DIRECTION =>
Among the lines listed below, count those that include the string "remove", and state only the count.
※ ※ ※
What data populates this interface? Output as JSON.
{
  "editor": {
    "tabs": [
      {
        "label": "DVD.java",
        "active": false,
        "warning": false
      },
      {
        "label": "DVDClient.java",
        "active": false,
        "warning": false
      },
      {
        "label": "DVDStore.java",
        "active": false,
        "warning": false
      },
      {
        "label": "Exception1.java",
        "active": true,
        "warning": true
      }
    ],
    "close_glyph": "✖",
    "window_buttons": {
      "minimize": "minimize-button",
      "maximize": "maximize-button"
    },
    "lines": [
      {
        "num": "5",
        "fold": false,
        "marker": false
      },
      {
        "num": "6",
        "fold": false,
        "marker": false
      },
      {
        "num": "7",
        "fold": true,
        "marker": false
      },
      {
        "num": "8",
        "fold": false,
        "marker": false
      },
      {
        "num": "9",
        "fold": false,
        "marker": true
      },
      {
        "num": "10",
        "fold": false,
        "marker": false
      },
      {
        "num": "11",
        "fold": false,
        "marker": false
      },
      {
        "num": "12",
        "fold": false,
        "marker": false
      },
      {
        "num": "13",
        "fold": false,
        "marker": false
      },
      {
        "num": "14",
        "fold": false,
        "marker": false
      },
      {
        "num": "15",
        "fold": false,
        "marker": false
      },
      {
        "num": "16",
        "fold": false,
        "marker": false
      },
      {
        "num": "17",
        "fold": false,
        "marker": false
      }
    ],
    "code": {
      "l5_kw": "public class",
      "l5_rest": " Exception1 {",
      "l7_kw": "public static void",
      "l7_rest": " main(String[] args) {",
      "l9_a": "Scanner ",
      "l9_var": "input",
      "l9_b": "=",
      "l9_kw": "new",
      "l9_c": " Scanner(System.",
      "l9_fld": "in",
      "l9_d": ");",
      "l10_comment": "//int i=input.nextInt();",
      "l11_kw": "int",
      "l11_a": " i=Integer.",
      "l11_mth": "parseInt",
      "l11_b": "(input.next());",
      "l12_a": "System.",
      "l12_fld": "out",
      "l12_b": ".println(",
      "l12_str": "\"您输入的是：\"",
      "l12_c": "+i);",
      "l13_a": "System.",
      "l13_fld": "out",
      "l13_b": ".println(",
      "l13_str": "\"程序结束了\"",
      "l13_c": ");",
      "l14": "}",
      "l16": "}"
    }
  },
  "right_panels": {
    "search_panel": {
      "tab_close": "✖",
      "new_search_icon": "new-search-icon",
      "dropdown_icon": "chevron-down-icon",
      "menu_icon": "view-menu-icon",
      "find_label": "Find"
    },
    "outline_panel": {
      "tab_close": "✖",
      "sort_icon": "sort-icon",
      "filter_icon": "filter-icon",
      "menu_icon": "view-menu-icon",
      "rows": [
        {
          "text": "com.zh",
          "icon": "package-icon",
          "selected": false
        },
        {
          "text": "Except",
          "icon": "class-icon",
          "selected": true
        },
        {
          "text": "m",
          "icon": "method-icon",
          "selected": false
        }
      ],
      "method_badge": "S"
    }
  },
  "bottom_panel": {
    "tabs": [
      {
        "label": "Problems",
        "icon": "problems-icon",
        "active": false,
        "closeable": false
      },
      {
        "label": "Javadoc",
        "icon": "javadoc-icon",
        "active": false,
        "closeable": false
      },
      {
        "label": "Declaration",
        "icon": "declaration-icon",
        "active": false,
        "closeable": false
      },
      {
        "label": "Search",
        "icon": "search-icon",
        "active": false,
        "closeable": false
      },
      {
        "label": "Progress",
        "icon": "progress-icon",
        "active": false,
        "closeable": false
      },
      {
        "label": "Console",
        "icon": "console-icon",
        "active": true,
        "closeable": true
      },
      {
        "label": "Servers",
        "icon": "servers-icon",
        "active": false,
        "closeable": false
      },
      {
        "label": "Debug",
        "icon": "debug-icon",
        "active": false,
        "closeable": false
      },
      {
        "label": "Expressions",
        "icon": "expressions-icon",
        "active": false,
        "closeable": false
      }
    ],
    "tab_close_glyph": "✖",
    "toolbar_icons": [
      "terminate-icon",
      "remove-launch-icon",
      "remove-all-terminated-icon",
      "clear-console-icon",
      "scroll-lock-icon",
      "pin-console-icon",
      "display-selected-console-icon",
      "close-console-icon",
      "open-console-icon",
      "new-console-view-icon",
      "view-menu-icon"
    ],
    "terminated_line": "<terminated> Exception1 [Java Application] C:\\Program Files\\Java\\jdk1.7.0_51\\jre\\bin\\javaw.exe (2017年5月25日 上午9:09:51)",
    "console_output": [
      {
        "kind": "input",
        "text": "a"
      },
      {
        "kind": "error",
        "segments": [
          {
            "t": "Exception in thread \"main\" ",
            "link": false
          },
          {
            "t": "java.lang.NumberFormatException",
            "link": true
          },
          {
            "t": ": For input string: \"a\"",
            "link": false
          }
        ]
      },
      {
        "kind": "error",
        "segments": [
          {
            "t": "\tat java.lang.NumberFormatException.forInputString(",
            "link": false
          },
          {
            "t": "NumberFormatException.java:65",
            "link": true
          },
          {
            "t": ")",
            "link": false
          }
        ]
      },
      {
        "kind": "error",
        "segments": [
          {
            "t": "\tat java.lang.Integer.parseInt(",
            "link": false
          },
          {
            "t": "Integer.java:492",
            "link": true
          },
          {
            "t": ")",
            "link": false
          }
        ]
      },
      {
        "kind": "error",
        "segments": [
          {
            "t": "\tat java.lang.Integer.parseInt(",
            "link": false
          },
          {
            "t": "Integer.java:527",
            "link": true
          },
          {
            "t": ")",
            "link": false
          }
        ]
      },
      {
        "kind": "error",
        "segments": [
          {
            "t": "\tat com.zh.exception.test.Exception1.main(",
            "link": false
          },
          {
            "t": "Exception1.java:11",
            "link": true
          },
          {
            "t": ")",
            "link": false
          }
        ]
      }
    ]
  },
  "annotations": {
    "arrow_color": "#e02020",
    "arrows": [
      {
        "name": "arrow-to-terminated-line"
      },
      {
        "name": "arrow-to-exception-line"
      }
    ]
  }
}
※ ※ ※
EXERCISE SOLUTION =>
2